Extracted records
** start **

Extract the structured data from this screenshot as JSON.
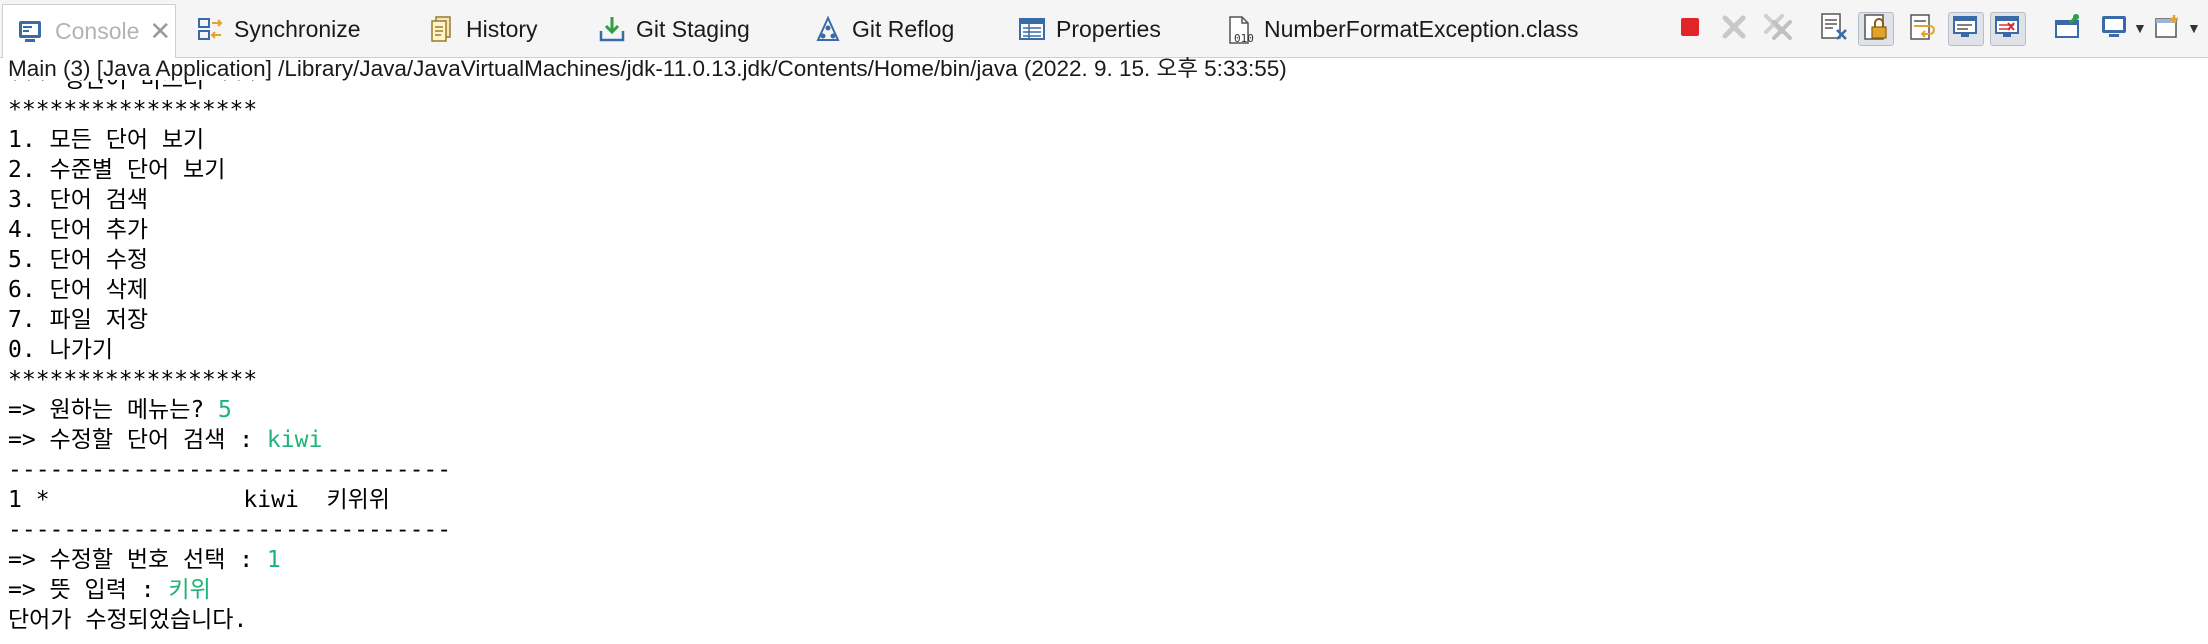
{
  "tabs": [
    {
      "label": "Console",
      "icon": "console-icon",
      "active": true
    },
    {
      "label": "Synchronize",
      "icon": "synchronize-icon"
    },
    {
      "label": "History",
      "icon": "history-icon"
    },
    {
      "label": "Git Staging",
      "icon": "git-staging-icon"
    },
    {
      "label": "Git Reflog",
      "icon": "git-reflog-icon"
    },
    {
      "label": "Properties",
      "icon": "properties-icon"
    },
    {
      "label": "NumberFormatException.class",
      "icon": "class-file-icon"
    }
  ],
  "toolbar": {
    "icons": [
      "terminate-icon",
      "remove-launch-icon",
      "remove-all-terminated-icon",
      "clear-console-icon",
      "scroll-lock-icon",
      "word-wrap-icon",
      "show-console-on-stdout-icon",
      "show-console-on-stderr-icon",
      "pin-console-icon",
      "display-selected-console-icon",
      "open-console-icon"
    ]
  },
  "launch_info": "Main (3) [Java Application] /Library/Java/JavaVirtualMachines/jdk-11.0.13.jdk/Contents/Home/bin/java  (2022. 9. 15. 오후 5:33:55)",
  "console": {
    "lines": [
      {
        "text": "*** 영단어 마스터 ***"
      },
      {
        "text": "******************"
      },
      {
        "text": "1. 모든 단어 보기"
      },
      {
        "text": "2. 수준별 단어 보기"
      },
      {
        "text": "3. 단어 검색"
      },
      {
        "text": "4. 단어 추가"
      },
      {
        "text": "5. 단어 수정"
      },
      {
        "text": "6. 단어 삭제"
      },
      {
        "text": "7. 파일 저장"
      },
      {
        "text": "0. 나가기"
      },
      {
        "text": "******************"
      },
      {
        "text": "=> 원하는 메뉴는? ",
        "input": "5"
      },
      {
        "text": "=> 수정할 단어 검색 : ",
        "input": "kiwi"
      },
      {
        "text": "--------------------------------"
      },
      {
        "text": "1 *              kiwi  키위위"
      },
      {
        "text": "--------------------------------"
      },
      {
        "text": "=> 수정할 번호 선택 : ",
        "input": "1"
      },
      {
        "text": "=> 뜻 입력 : ",
        "input": "키위"
      },
      {
        "text": "단어가 수정되었습니다.",
        "cursor": true
      }
    ]
  },
  "colors": {
    "user_input": "#1fb37a",
    "terminate": "#e0242a"
  }
}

** end **

REQUIRED WORK
Print out every entry above without changing a word, and leave out the pictures.

EXERCISE RESULT
Extract the structured data from this screenshot as JSON.
{
  "tabs": [
    {
      "label": "Console",
      "icon": "console-icon",
      "active": true
    },
    {
      "label": "Synchronize",
      "icon": "synchronize-icon"
    },
    {
      "label": "History",
      "icon": "history-icon"
    },
    {
      "label": "Git Staging",
      "icon": "git-staging-icon"
    },
    {
      "label": "Git Reflog",
      "icon": "git-reflog-icon"
    },
    {
      "label": "Properties",
      "icon": "properties-icon"
    },
    {
      "label": "NumberFormatException.class",
      "icon": "class-file-icon"
    }
  ],
  "toolbar": {
    "icons": [
      "terminate-icon",
      "remove-launch-icon",
      "remove-all-terminated-icon",
      "clear-console-icon",
      "scroll-lock-icon",
      "word-wrap-icon",
      "show-console-on-stdout-icon",
      "show-console-on-stderr-icon",
      "pin-console-icon",
      "display-selected-console-icon",
      "open-console-icon"
    ]
  },
  "launch_info": "Main (3) [Java Application] /Library/Java/JavaVirtualMachines/jdk-11.0.13.jdk/Contents/Home/bin/java  (2022. 9. 15. 오후 5:33:55)",
  "console": {
    "lines": [
      {
        "text": "*** 영단어 마스터 ***"
      },
      {
        "text": "******************"
      },
      {
        "text": "1. 모든 단어 보기"
      },
      {
        "text": "2. 수준별 단어 보기"
      },
      {
        "text": "3. 단어 검색"
      },
      {
        "text": "4. 단어 추가"
      },
      {
        "text": "5. 단어 수정"
      },
      {
        "text": "6. 단어 삭제"
      },
      {
        "text": "7. 파일 저장"
      },
      {
        "text": "0. 나가기"
      },
      {
        "text": "******************"
      },
      {
        "text": "=> 원하는 메뉴는? ",
        "input": "5"
      },
      {
        "text": "=> 수정할 단어 검색 : ",
        "input": "kiwi"
      },
      {
        "text": "--------------------------------"
      },
      {
        "text": "1 *              kiwi  키위위"
      },
      {
        "text": "--------------------------------"
      },
      {
        "text": "=> 수정할 번호 선택 : ",
        "input": "1"
      },
      {
        "text": "=> 뜻 입력 : ",
        "input": "키위"
      },
      {
        "text": "단어가 수정되었습니다.",
        "cursor": true
      }
    ]
  },
  "colors": {
    "user_input": "#1fb37a",
    "terminate": "#e0242a"
  }
}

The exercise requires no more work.